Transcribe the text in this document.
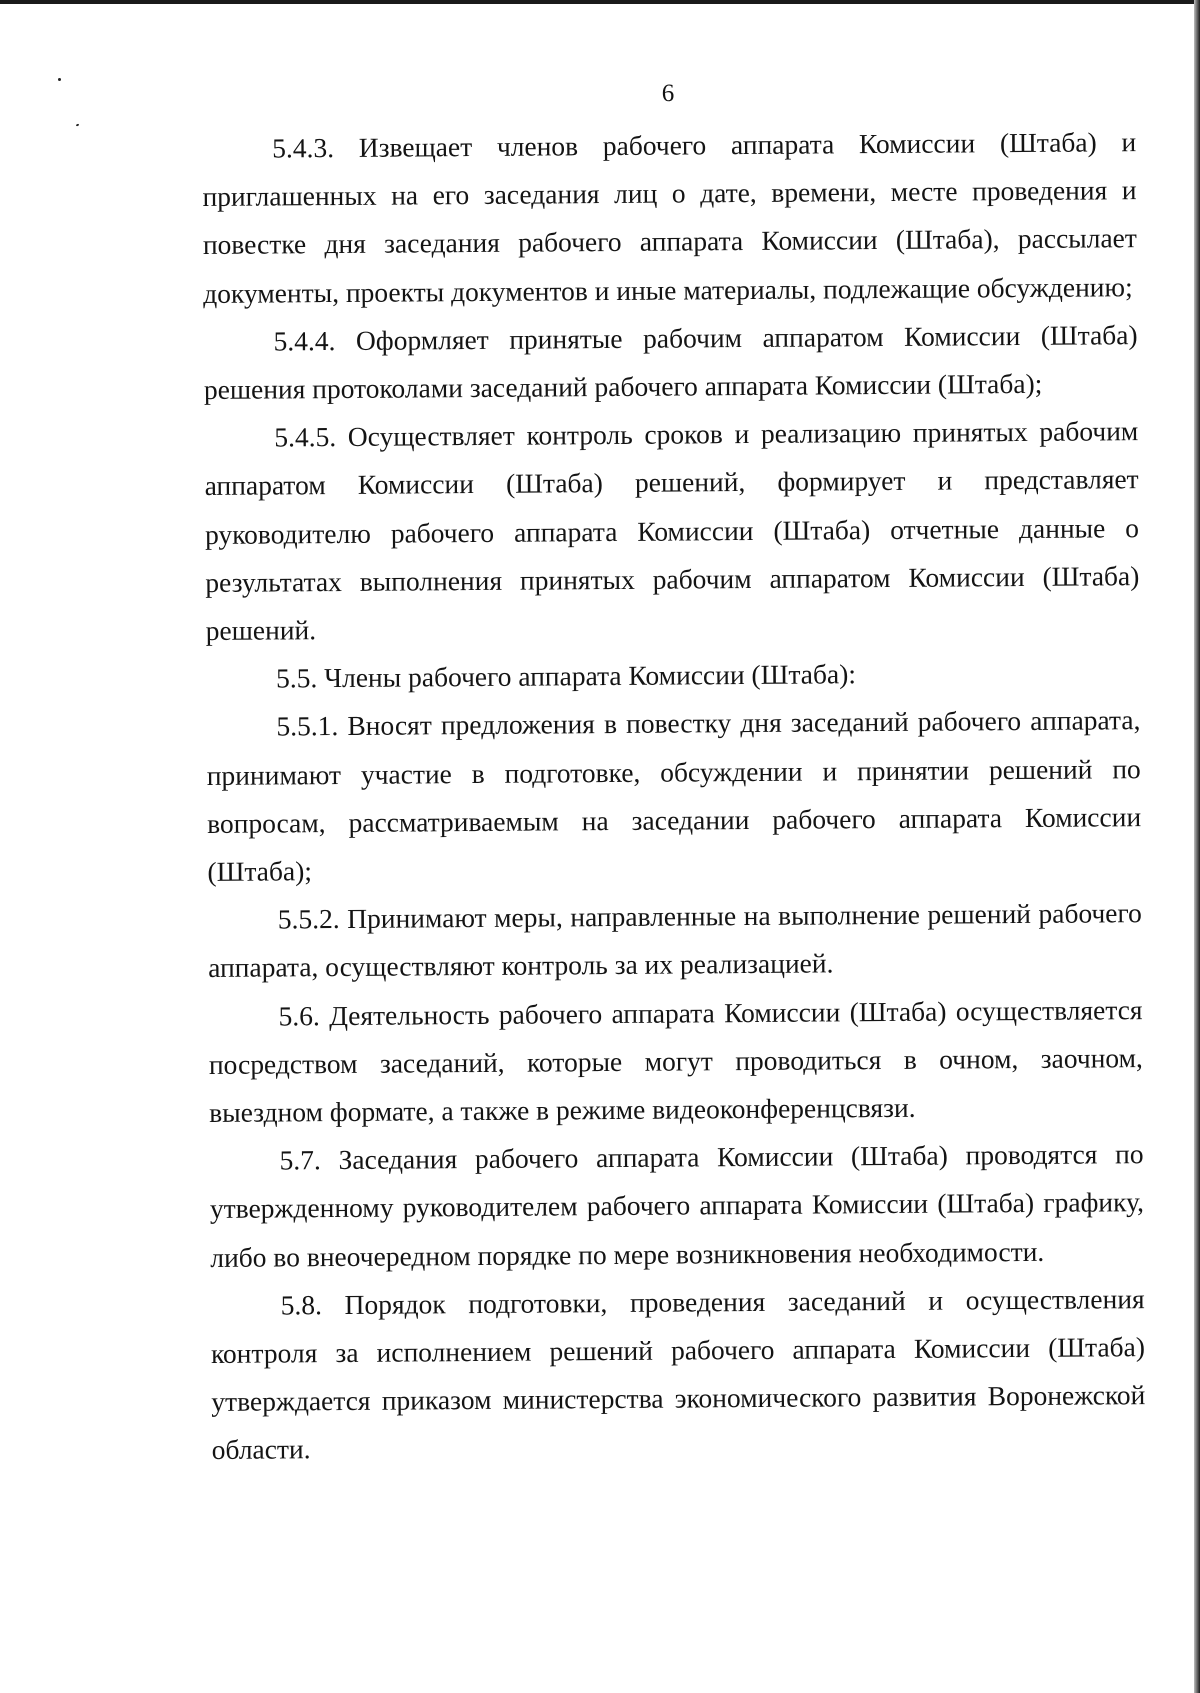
6

5.4.3. Извещает членов рабочего аппарата Комиссии (Штаба) и приглашенных на его заседания лиц о дате, времени, месте проведения и повестке дня заседания рабочего аппарата Комиссии (Штаба), рассылает документы, проекты документов и иные материалы, подлежащие обсуждению;

5.4.4. Оформляет принятые рабочим аппаратом Комиссии (Штаба) решения протоколами заседаний рабочего аппарата Комиссии (Штаба);

5.4.5. Осуществляет контроль сроков и реализацию принятых рабочим аппаратом Комиссии (Штаба) решений, формирует и представляет руководителю рабочего аппарата Комиссии (Штаба) отчетные данные о результатах выполнения принятых рабочим аппаратом Комиссии (Штаба) решений.

5.5. Члены рабочего аппарата Комиссии (Штаба):

5.5.1. Вносят предложения в повестку дня заседаний рабочего аппарата, принимают участие в подготовке, обсуждении и принятии решений по вопросам, рассматриваемым на заседании рабочего аппарата Комиссии (Штаба);

5.5.2. Принимают меры, направленные на выполнение решений рабочего аппарата, осуществляют контроль за их реализацией.

5.6. Деятельность рабочего аппарата Комиссии (Штаба) осуществляется посредством заседаний, которые могут проводиться в очном, заочном, выездном формате, а также в режиме видеоконференцсвязи.

5.7. Заседания рабочего аппарата Комиссии (Штаба) проводятся по утвержденному руководителем рабочего аппарата Комиссии (Штаба) графику, либо во внеочередном порядке по мере возникновения необходимости.

5.8. Порядок подготовки, проведения заседаний и осуществления контроля за исполнением решений рабочего аппарата Комиссии (Штаба) утверждается приказом министерства экономического развития Воронежской области.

============

◆ Directions ◆
Search the data above for lines holding "контроль" and copy each of them.

◆ Full output ◆
5.4.5. Осуществляет контроль сроков и реализацию принятых рабочим аппаратом Комиссии (Штаба) решений, формирует и представляет руководителю рабочего аппарата Комиссии (Штаба) отчетные данные о результатах выполнения принятых рабочим аппаратом Комиссии (Штаба) решений.
5.5.2. Принимают меры, направленные на выполнение решений рабочего аппарата, осуществляют контроль за их реализацией.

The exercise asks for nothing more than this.